INSTRUCTIONS TO FOLLOW: In the data below, locate each line with the word "Ernest" and list it.
[Start PROVIDED DATA]
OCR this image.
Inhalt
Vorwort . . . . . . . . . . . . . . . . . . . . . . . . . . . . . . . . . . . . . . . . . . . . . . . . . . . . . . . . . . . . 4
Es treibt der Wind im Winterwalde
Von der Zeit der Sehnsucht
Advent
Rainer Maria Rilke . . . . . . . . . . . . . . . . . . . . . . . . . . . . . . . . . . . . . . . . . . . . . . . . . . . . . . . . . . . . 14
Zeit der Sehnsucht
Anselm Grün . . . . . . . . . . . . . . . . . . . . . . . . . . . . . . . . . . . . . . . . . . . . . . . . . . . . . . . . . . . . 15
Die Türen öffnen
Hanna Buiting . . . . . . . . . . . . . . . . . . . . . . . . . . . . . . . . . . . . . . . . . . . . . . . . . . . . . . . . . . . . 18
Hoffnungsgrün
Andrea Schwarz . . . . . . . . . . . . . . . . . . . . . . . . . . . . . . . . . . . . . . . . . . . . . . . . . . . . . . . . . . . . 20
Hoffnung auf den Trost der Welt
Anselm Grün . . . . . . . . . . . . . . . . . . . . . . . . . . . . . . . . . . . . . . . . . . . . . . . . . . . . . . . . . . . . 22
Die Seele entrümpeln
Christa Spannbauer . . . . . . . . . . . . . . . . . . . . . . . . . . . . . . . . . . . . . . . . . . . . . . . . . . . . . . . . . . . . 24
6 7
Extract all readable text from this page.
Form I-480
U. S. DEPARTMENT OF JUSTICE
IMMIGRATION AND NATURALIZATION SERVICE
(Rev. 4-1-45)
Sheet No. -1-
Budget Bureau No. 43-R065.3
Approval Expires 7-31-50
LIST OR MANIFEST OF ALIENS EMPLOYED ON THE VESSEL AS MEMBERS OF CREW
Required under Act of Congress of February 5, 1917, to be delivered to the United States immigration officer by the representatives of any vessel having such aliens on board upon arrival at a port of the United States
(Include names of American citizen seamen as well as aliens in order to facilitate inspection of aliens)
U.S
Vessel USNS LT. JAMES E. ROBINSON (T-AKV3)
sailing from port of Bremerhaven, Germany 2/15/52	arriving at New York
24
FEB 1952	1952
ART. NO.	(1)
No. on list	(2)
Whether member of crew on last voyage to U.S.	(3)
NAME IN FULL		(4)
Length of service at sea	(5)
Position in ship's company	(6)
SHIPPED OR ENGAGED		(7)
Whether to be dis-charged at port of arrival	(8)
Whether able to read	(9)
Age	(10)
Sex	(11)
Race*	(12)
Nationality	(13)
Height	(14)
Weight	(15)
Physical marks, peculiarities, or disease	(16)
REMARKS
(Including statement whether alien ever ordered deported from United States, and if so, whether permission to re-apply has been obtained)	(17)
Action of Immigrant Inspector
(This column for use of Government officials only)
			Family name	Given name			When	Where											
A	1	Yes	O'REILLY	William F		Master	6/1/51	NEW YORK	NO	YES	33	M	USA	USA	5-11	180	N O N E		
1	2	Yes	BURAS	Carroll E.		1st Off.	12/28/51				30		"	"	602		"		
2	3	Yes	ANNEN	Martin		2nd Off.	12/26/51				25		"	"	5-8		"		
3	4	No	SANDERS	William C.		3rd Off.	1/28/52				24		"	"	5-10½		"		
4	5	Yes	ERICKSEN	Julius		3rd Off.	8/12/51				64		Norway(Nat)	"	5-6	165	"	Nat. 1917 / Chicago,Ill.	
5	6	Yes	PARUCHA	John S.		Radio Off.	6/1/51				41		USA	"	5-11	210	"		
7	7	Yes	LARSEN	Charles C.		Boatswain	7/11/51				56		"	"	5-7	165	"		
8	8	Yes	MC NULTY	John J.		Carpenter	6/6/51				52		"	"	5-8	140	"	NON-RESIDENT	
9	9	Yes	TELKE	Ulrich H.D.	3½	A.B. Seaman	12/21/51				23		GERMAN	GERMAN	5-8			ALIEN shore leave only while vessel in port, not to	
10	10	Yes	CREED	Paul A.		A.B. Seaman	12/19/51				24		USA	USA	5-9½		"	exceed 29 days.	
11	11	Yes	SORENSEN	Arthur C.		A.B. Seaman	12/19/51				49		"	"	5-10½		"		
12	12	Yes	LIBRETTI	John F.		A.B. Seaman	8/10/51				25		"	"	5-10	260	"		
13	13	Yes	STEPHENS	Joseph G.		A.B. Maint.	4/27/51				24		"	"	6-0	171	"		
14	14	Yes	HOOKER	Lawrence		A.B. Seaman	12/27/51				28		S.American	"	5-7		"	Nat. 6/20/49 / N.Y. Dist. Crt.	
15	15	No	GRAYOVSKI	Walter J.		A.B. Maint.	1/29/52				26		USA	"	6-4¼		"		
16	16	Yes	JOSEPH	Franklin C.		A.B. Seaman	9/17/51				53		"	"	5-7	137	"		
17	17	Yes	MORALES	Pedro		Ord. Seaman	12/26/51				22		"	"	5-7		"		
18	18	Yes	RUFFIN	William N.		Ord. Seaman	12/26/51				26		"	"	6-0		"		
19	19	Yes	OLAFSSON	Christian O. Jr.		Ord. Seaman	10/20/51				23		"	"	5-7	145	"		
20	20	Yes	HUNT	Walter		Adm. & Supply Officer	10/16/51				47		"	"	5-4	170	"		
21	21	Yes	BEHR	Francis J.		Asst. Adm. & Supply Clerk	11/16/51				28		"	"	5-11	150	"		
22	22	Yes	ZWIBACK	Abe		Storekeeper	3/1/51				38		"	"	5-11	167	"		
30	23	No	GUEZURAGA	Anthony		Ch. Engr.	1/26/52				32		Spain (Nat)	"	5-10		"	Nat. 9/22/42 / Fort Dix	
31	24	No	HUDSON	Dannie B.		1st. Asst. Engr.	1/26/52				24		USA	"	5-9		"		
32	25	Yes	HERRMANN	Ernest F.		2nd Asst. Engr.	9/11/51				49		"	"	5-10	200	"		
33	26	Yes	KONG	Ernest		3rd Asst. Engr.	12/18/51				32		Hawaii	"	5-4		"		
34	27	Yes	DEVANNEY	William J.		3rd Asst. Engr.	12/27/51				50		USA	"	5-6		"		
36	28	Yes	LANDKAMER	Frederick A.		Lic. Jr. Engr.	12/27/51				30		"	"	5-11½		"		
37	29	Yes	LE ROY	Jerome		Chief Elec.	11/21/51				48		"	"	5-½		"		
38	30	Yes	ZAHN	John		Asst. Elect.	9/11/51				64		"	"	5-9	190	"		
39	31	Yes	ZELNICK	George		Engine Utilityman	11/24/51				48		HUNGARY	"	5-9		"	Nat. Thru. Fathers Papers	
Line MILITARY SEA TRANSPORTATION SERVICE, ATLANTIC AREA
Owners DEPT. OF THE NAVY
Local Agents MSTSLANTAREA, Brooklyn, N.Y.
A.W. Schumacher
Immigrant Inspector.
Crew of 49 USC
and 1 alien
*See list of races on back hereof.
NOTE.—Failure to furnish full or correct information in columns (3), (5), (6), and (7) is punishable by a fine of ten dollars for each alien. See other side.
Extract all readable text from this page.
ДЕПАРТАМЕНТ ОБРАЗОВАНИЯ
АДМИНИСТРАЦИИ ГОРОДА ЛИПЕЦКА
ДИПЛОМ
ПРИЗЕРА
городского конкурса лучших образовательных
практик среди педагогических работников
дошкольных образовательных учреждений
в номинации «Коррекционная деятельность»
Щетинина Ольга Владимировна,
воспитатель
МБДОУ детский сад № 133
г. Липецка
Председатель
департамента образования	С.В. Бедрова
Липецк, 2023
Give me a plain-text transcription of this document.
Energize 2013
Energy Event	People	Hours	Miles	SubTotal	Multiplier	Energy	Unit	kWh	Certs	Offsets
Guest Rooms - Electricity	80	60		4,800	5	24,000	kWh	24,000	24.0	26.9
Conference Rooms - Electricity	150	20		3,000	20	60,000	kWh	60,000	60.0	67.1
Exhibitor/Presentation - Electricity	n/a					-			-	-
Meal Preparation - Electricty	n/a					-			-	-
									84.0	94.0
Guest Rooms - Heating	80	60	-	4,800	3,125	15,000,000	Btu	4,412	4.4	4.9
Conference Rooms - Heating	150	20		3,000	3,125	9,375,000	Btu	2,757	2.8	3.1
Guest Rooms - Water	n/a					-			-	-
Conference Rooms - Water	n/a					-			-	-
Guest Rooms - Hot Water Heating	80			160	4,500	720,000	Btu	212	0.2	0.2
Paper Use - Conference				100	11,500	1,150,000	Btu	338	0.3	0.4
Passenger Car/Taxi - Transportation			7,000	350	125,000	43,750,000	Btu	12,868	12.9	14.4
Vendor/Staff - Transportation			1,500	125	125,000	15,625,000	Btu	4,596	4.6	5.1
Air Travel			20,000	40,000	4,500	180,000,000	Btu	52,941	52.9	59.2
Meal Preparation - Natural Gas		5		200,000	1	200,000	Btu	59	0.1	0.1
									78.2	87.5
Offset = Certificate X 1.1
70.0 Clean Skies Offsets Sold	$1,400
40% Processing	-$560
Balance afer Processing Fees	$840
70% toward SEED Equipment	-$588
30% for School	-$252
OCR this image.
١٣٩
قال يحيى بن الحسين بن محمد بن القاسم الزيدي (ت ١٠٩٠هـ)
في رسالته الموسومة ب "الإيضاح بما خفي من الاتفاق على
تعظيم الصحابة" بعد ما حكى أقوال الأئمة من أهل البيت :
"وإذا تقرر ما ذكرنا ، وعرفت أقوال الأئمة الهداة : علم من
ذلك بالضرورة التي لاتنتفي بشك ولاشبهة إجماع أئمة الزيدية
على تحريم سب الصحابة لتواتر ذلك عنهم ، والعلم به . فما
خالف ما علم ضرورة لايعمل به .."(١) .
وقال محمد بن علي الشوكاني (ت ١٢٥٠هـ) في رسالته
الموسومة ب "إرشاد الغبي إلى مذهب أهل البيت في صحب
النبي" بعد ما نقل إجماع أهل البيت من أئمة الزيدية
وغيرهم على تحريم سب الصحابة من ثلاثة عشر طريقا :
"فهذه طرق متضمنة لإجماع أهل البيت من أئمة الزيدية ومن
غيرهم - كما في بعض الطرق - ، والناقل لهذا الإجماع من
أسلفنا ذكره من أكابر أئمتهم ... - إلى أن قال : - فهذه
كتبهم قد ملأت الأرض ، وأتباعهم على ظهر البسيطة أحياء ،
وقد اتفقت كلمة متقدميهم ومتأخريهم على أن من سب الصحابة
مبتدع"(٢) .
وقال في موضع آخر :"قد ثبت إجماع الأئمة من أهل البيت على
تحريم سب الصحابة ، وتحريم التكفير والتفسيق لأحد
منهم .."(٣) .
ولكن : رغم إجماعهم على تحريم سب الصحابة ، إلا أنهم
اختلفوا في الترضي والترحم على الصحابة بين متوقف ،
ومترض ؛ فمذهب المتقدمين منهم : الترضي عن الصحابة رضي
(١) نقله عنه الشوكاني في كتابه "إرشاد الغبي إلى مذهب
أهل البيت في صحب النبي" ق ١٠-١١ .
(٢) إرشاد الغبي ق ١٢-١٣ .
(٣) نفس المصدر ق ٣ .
[End PROVIDED DATA]
SOLUTION TO THIS TASK:
32	25	Yes	HERRMANN	Ernest F.		2nd Asst. Engr.	9/11/51				49		"	"	5-10	200	"		
33	26	Yes	KONG	Ernest		3rd Asst. Engr.	12/18/51				32		Hawaii	"	5-4		"		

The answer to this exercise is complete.